_Lines of data_.

◆ ◆ ◆ ◆ ◆ ◆ ◆

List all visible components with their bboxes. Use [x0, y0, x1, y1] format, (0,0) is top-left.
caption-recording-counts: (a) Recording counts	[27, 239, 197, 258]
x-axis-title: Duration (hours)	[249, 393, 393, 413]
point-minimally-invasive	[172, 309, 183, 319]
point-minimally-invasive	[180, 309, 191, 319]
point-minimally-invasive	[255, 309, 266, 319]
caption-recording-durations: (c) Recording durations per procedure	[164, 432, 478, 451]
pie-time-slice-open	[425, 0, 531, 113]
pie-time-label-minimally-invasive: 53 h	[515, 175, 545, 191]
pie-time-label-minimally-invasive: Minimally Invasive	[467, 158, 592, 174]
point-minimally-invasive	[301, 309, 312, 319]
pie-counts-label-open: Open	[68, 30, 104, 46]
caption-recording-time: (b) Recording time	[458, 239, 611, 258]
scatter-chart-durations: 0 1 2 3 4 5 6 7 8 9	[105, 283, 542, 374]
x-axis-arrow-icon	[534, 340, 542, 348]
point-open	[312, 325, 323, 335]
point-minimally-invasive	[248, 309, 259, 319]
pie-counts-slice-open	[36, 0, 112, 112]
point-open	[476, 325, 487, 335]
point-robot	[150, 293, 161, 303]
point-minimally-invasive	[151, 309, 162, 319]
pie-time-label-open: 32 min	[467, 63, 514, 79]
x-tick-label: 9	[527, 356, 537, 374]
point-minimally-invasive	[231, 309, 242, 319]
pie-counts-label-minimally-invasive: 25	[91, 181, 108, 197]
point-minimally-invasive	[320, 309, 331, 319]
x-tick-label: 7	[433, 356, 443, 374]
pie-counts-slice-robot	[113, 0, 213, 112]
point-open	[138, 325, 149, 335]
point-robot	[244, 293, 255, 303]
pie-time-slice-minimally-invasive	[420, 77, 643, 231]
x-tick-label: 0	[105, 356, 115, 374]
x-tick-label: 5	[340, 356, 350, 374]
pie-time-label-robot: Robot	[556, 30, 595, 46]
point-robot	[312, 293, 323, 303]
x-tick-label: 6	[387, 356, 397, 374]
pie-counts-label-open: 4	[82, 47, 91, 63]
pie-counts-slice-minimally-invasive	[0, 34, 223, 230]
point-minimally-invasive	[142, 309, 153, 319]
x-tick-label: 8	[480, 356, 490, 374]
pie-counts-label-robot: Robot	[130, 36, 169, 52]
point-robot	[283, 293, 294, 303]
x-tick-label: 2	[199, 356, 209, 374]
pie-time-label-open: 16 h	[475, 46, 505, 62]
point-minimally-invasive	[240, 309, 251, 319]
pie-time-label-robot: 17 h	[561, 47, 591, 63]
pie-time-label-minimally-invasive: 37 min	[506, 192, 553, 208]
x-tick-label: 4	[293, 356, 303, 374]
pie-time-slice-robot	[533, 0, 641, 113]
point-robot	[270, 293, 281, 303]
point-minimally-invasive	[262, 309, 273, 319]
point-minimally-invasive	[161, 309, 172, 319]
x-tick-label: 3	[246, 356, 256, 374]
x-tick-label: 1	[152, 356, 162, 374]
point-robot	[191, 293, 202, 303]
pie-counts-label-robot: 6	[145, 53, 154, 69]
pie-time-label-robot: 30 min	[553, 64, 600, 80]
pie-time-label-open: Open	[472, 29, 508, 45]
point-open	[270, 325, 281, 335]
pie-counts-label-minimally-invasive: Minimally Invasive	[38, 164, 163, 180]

◆ ◆ ◆ ◆ ◆ ◆ ◆

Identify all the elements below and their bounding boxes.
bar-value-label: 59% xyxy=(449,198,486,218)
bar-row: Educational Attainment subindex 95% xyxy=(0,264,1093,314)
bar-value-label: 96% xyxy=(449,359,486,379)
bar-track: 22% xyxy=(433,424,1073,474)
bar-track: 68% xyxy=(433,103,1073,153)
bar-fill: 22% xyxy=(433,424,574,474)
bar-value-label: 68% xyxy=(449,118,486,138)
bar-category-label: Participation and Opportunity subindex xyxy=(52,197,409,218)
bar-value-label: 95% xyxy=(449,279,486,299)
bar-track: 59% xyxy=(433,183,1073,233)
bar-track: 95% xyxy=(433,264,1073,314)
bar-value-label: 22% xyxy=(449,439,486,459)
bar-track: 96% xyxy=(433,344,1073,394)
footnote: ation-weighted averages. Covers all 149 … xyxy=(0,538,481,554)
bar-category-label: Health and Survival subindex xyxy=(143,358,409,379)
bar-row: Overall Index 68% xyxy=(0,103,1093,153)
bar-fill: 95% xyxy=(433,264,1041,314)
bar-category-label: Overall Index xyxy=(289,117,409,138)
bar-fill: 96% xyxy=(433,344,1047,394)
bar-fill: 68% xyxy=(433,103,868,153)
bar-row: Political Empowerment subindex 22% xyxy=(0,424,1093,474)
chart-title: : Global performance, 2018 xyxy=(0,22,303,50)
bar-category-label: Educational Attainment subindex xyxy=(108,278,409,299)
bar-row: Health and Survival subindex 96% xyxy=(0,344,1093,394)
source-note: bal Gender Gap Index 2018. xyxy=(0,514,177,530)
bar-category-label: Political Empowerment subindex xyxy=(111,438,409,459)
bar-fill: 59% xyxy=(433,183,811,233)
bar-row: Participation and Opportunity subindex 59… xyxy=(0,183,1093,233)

◆ ◆ ◆ ◆ ◆ ◆ ◆

Reproduce everything from the line containing "Identify all the" down to the line containing "bar-row: Participation and", both of those lines included, copying each one without change.

Identify all the elements below and their bounding boxes.
bar-value-label: 59% xyxy=(449,198,486,218)
bar-row: Educational Attainment subindex 95% xyxy=(0,264,1093,314)
bar-value-label: 96% xyxy=(449,359,486,379)
bar-track: 22% xyxy=(433,424,1073,474)
bar-track: 68% xyxy=(433,103,1073,153)
bar-fill: 22% xyxy=(433,424,574,474)
bar-value-label: 68% xyxy=(449,118,486,138)
bar-category-label: Participation and Opportunity subindex xyxy=(52,197,409,218)
bar-value-label: 95% xyxy=(449,279,486,299)
bar-track: 59% xyxy=(433,183,1073,233)
bar-track: 95% xyxy=(433,264,1073,314)
bar-value-label: 22% xyxy=(449,439,486,459)
bar-track: 96% xyxy=(433,344,1073,394)
footnote: ation-weighted averages. Covers all 149 … xyxy=(0,538,481,554)
bar-category-label: Health and Survival subindex xyxy=(143,358,409,379)
bar-row: Overall Index 68% xyxy=(0,103,1093,153)
bar-fill: 95% xyxy=(433,264,1041,314)
bar-category-label: Overall Index xyxy=(289,117,409,138)
bar-fill: 96% xyxy=(433,344,1047,394)
bar-fill: 68% xyxy=(433,103,868,153)
bar-row: Political Empowerment subindex 22% xyxy=(0,424,1093,474)
chart-title: : Global performance, 2018 xyxy=(0,22,303,50)
bar-category-label: Educational Attainment subindex xyxy=(108,278,409,299)
bar-row: Health and Survival subindex 96% xyxy=(0,344,1093,394)
source-note: bal Gender Gap Index 2018. xyxy=(0,514,177,530)
bar-category-label: Political Empowerment subindex xyxy=(111,438,409,459)
bar-fill: 59% xyxy=(433,183,811,233)
bar-row: Participation and Opportunity subindex 59… xyxy=(0,183,1093,233)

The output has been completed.